Figure contents as structured data
• • • •

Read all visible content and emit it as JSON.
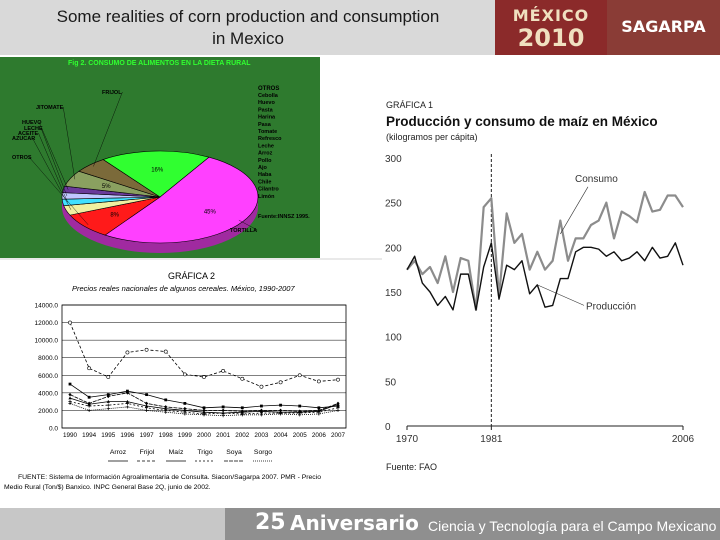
{
  "slide": {
    "title_line1": "Some realities of corn production and consumption",
    "title_line2": "in Mexico",
    "logo_mexico_word": "MÉXICO",
    "logo_mexico_year": "2010",
    "logo_sagarpa": "SAGARPA",
    "footer_number": "25",
    "footer_word": "Aniversario",
    "footer_tagline": "Ciencia y Tecnología para el Campo Mexicano"
  },
  "colors": {
    "pie_background": "#2e7a2e",
    "frijol": "#7b6a3a",
    "jitomate": "#8aa060",
    "huevo": "#6a3a9a",
    "leche": "#c0c8ff",
    "aceite": "#40e0ff",
    "azucar": "#f0f0a0",
    "otros": "#ff1a1a",
    "otros_list": "#ff1a1a",
    "tortilla": "#ff40ff",
    "hortalizas": "#30ff30",
    "consumo_line": "#8c8c8c",
    "produccion_line": "#111111"
  },
  "chart_data": [
    {
      "type": "pie",
      "title": "Fig 2. CONSUMO DE ALIMENTOS EN LA DIETA RURAL",
      "source": "Fuente:INNSZ 1995.",
      "slices": [
        {
          "label": "TORTILLA",
          "pct_text": "45%",
          "value": 45
        },
        {
          "label": "OTROS",
          "pct_text": "8%",
          "value": 8
        },
        {
          "label": "AZUCAR",
          "pct_text": "",
          "value": 3
        },
        {
          "label": "ACEITE",
          "pct_text": "",
          "value": 2
        },
        {
          "label": "LECHE",
          "pct_text": "",
          "value": 2
        },
        {
          "label": "HUEVO",
          "pct_text": "",
          "value": 2
        },
        {
          "label": "JITOMATE",
          "pct_text": "5%",
          "value": 5
        },
        {
          "label": "FRIJOL",
          "pct_text": "",
          "value": 5
        },
        {
          "label": "",
          "pct_text": "16%",
          "value": 16
        }
      ],
      "legend_title": "OTROS",
      "legend_items": [
        "Cebolla",
        "Huevo",
        "Pasta",
        "Harina",
        "Pasa",
        "Tomate",
        "Refresco",
        "Leche",
        "Arroz",
        "Pollo",
        "Ajo",
        "Haba",
        "Chile",
        "Cilantro",
        "Limón"
      ]
    },
    {
      "type": "line",
      "figure_label": "GRÁFICA 2",
      "title": "Precios reales nacionales de algunos cereales. México, 1990-2007",
      "x": [
        "1990",
        "1994",
        "1995",
        "1996",
        "1997",
        "1998",
        "1999",
        "2000",
        "2001",
        "2002",
        "2003",
        "2004",
        "2005",
        "2006",
        "2007"
      ],
      "y_ticks": [
        "14000.0",
        "12000.0",
        "10000.0",
        "8000.0",
        "6000.0",
        "4000.0",
        "2000.0",
        "0.0"
      ],
      "ylim": [
        0,
        14000
      ],
      "series": [
        {
          "name": "Arroz",
          "values": [
            5000,
            3500,
            3800,
            4200,
            3800,
            3200,
            2800,
            2300,
            2400,
            2300,
            2500,
            2600,
            2500,
            2300,
            2500
          ]
        },
        {
          "name": "Frijol",
          "values": [
            12000,
            6800,
            5800,
            8600,
            8900,
            8700,
            6100,
            5800,
            6500,
            5600,
            4700,
            5200,
            6000,
            5300,
            5500
          ]
        },
        {
          "name": "Maíz",
          "values": [
            3400,
            2700,
            3000,
            3000,
            2500,
            2200,
            2000,
            1800,
            1700,
            1800,
            1900,
            1800,
            1800,
            1900,
            2700
          ]
        },
        {
          "name": "Trigo",
          "values": [
            3000,
            2500,
            2600,
            2800,
            2300,
            2000,
            1800,
            1600,
            1700,
            1600,
            1700,
            1700,
            1700,
            1800,
            2300
          ]
        },
        {
          "name": "Soya",
          "values": [
            3800,
            2800,
            3600,
            4000,
            2800,
            2400,
            2200,
            2000,
            2000,
            1900,
            2000,
            2000,
            1900,
            2000,
            2800
          ]
        },
        {
          "name": "Sorgo",
          "values": [
            2800,
            2000,
            2200,
            2400,
            2000,
            1800,
            1600,
            1500,
            1400,
            1500,
            1500,
            1600,
            1500,
            1600,
            2000
          ]
        }
      ],
      "source": "FUENTE: Sistema de Información Agroalimentaria de Consulta. Siacon/Sagarpa 2007. PMR - Precio Medio Rural (Ton/$) Banxico. INPC General Base 2Q, junio de 2002."
    },
    {
      "type": "line",
      "figure_label": "GRÁFICA 1",
      "title": "Producción y consumo de maíz en México",
      "subtitle": "(kilogramos per cápita)",
      "x_tick_labels": [
        "1970",
        "1981",
        "2006"
      ],
      "xlim": [
        1970,
        2006
      ],
      "y_ticks": [
        "300",
        "250",
        "200",
        "150",
        "100",
        "50",
        "0"
      ],
      "ylim": [
        0,
        300
      ],
      "marker_year": 1981,
      "source": "Fuente: FAO",
      "x": [
        1970,
        1971,
        1972,
        1973,
        1974,
        1975,
        1976,
        1977,
        1978,
        1979,
        1980,
        1981,
        1982,
        1983,
        1984,
        1985,
        1986,
        1987,
        1988,
        1989,
        1990,
        1991,
        1992,
        1993,
        1994,
        1995,
        1996,
        1997,
        1998,
        1999,
        2000,
        2001,
        2002,
        2003,
        2004,
        2005,
        2006
      ],
      "series": [
        {
          "name": "Consumo",
          "values": [
            175,
            185,
            170,
            178,
            160,
            190,
            150,
            188,
            185,
            130,
            245,
            255,
            145,
            238,
            205,
            215,
            175,
            195,
            175,
            185,
            230,
            185,
            210,
            210,
            225,
            230,
            250,
            210,
            240,
            235,
            228,
            262,
            240,
            242,
            258,
            258,
            245
          ]
        },
        {
          "name": "Producción",
          "values": [
            175,
            190,
            160,
            150,
            135,
            145,
            130,
            170,
            170,
            130,
            178,
            205,
            142,
            180,
            175,
            185,
            148,
            158,
            133,
            135,
            165,
            165,
            195,
            200,
            200,
            198,
            190,
            195,
            185,
            188,
            195,
            185,
            200,
            188,
            190,
            205,
            180
          ]
        }
      ]
    }
  ]
}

• • • •

● GIVEN TASK:
Search the lines above for the string "source" and copy each line that has it.

● FINAL RESULT:
      "source": "Fuente:INNSZ 1995.",
      "source": "FUENTE: Sistema de Información Agroalimentaria de Consulta. Siacon/Sagarpa 2007. PMR - Precio Medio Rural (Ton/$) Banxico. INPC General Base 2Q, junio de 2002."
      "source": "Fuente: FAO",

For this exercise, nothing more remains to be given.